● SHORT TASK: From the entries that follow, extract each line holding the string "this".

···

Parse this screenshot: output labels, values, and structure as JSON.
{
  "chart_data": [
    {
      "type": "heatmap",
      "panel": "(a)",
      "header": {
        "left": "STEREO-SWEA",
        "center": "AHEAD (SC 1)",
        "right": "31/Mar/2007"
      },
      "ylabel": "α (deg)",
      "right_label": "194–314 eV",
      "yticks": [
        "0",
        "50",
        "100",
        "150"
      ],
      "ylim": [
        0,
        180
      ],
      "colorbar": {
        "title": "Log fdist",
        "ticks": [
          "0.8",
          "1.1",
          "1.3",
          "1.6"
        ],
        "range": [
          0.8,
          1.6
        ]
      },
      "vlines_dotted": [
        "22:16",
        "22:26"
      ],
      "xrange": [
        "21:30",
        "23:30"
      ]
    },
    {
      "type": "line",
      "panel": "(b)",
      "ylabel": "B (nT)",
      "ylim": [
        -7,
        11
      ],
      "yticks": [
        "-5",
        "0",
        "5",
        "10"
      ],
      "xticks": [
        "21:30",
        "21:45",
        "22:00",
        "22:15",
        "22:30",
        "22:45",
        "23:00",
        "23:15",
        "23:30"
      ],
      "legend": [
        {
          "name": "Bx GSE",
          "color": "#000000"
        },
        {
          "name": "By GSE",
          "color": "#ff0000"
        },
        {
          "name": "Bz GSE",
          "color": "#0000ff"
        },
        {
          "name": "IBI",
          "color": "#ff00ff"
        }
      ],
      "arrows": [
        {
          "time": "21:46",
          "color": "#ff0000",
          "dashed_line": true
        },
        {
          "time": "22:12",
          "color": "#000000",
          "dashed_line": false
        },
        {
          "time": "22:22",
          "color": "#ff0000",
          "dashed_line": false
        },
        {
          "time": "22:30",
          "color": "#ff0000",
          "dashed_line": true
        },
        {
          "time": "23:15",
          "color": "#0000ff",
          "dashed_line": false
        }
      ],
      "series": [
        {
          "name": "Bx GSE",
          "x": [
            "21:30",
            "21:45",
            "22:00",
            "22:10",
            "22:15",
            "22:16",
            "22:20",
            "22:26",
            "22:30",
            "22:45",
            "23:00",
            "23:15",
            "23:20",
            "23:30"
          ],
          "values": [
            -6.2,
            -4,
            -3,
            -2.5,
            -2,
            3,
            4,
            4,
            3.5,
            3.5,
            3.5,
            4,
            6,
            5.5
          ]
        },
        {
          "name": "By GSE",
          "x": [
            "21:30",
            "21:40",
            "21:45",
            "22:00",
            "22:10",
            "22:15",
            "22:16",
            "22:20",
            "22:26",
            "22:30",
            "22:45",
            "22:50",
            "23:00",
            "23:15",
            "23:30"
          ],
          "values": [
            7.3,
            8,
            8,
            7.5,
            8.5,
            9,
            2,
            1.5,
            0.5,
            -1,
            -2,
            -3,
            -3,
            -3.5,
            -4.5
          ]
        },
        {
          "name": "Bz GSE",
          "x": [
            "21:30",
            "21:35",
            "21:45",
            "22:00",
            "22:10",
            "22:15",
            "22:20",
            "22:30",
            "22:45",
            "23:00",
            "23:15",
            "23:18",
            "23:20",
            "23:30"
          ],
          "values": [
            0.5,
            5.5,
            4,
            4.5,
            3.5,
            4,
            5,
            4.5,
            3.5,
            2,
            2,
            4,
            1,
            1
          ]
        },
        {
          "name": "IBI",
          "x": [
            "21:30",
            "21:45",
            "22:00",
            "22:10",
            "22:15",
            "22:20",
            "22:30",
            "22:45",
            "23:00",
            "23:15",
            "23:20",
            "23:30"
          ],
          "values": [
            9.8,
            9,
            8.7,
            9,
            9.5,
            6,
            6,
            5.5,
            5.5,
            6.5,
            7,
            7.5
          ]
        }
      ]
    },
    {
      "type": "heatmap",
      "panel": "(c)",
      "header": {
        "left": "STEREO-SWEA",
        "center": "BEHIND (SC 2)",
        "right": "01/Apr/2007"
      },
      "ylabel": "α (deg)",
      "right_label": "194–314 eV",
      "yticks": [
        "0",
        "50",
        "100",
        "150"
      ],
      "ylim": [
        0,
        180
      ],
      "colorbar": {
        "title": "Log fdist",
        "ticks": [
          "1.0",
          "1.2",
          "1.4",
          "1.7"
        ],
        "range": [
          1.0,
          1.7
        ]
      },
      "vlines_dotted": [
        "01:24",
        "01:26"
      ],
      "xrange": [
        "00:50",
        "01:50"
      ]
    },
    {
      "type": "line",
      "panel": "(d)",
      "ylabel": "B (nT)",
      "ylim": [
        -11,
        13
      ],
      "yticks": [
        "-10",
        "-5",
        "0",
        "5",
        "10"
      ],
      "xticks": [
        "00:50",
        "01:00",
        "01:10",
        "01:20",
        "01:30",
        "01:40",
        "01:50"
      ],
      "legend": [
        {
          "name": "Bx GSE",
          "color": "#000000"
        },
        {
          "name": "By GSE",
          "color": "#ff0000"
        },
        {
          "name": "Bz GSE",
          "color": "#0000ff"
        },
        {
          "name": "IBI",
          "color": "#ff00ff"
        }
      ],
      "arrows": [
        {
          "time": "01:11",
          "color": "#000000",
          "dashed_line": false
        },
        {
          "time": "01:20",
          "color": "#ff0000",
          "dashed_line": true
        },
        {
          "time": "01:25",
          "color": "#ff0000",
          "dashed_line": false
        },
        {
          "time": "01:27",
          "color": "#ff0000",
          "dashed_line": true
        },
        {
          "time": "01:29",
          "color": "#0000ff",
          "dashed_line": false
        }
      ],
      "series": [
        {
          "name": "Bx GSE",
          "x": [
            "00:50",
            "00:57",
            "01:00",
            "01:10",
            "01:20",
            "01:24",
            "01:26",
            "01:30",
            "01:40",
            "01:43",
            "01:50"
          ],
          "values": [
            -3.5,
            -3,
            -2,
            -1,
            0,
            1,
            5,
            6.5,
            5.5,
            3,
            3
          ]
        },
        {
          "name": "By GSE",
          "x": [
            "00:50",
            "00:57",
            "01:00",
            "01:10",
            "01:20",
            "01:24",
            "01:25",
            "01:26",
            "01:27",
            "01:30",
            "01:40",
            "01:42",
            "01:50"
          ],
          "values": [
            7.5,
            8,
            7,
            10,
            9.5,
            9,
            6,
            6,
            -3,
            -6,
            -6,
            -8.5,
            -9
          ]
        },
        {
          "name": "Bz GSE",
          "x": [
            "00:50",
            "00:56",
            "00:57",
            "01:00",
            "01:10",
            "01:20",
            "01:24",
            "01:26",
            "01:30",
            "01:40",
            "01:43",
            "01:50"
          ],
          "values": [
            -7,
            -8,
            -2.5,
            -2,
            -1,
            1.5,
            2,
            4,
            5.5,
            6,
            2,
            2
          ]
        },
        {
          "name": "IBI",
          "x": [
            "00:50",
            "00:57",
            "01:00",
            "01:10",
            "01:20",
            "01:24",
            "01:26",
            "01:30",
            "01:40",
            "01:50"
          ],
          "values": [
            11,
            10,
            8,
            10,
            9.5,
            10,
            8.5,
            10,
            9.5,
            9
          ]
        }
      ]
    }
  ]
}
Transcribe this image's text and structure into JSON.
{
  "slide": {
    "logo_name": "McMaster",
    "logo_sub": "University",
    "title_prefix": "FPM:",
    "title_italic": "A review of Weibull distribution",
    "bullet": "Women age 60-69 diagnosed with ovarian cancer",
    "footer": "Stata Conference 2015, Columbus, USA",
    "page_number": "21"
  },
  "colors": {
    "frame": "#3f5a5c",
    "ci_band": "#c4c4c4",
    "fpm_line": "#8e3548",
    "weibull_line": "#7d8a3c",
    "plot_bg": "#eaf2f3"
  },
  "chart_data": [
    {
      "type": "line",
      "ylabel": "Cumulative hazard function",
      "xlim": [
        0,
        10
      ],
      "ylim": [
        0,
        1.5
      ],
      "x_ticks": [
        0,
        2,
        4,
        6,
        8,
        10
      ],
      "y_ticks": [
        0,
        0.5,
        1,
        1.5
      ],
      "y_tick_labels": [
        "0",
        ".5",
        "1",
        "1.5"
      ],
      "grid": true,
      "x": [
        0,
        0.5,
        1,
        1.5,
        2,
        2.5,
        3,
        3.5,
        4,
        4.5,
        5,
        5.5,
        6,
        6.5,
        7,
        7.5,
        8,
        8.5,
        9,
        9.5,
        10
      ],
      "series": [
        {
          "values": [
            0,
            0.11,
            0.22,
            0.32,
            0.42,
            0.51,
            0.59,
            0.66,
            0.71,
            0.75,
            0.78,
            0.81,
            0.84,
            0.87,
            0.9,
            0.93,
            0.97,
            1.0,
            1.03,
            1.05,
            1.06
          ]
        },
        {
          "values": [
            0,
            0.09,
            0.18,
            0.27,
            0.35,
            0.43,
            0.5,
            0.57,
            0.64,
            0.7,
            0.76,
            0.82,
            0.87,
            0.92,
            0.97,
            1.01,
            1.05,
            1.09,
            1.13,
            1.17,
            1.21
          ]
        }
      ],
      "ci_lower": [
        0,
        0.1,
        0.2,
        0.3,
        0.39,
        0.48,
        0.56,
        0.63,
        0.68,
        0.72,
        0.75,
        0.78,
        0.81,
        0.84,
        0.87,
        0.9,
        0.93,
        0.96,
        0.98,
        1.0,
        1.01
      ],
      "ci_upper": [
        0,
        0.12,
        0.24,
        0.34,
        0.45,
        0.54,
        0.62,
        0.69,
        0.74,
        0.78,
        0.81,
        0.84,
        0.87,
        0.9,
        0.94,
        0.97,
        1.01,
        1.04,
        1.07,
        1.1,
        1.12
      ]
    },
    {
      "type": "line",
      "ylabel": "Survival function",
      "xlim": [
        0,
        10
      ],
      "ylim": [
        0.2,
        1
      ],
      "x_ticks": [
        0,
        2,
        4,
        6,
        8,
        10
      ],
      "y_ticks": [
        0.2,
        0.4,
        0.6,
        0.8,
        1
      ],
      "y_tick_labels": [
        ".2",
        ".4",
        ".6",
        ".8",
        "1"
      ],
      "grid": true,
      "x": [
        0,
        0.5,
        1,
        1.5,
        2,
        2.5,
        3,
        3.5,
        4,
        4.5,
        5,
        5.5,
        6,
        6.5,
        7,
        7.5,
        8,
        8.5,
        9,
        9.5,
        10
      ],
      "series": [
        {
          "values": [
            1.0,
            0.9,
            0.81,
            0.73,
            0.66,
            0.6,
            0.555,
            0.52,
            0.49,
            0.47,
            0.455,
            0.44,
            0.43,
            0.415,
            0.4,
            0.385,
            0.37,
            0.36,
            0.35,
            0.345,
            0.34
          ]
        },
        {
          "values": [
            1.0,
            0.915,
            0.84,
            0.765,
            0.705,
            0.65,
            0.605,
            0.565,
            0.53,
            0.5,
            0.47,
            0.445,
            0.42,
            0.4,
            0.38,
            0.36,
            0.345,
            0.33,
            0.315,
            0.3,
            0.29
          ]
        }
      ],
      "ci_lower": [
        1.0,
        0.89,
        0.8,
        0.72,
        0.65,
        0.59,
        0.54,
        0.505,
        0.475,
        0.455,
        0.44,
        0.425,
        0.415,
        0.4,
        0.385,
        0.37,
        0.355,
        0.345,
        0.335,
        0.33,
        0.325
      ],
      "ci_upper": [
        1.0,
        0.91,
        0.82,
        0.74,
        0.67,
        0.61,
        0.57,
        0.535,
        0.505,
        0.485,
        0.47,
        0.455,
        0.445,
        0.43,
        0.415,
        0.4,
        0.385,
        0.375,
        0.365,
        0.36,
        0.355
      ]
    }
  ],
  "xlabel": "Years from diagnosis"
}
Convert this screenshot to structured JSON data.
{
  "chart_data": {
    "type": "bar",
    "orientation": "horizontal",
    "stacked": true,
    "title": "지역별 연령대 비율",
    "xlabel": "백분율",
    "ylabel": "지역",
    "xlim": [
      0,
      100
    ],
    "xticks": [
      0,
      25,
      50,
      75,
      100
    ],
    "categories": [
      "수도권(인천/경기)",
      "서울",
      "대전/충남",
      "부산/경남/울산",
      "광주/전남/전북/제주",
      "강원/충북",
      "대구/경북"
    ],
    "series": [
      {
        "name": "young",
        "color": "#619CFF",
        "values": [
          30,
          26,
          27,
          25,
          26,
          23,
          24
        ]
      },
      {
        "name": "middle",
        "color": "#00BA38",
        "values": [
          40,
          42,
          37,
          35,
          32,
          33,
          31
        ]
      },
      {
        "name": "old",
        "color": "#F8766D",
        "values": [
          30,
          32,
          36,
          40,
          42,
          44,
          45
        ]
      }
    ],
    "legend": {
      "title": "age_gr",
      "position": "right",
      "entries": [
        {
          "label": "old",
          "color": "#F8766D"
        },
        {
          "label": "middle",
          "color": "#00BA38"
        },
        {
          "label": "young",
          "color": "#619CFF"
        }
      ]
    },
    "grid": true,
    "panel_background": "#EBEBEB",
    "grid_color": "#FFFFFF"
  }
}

···

● EXERCISE RESPONSE:
Parse this screenshot: output labels, values, and structure as JSON.
Transcribe this image's text and structure into JSON.
Convert this screenshot to structured JSON data.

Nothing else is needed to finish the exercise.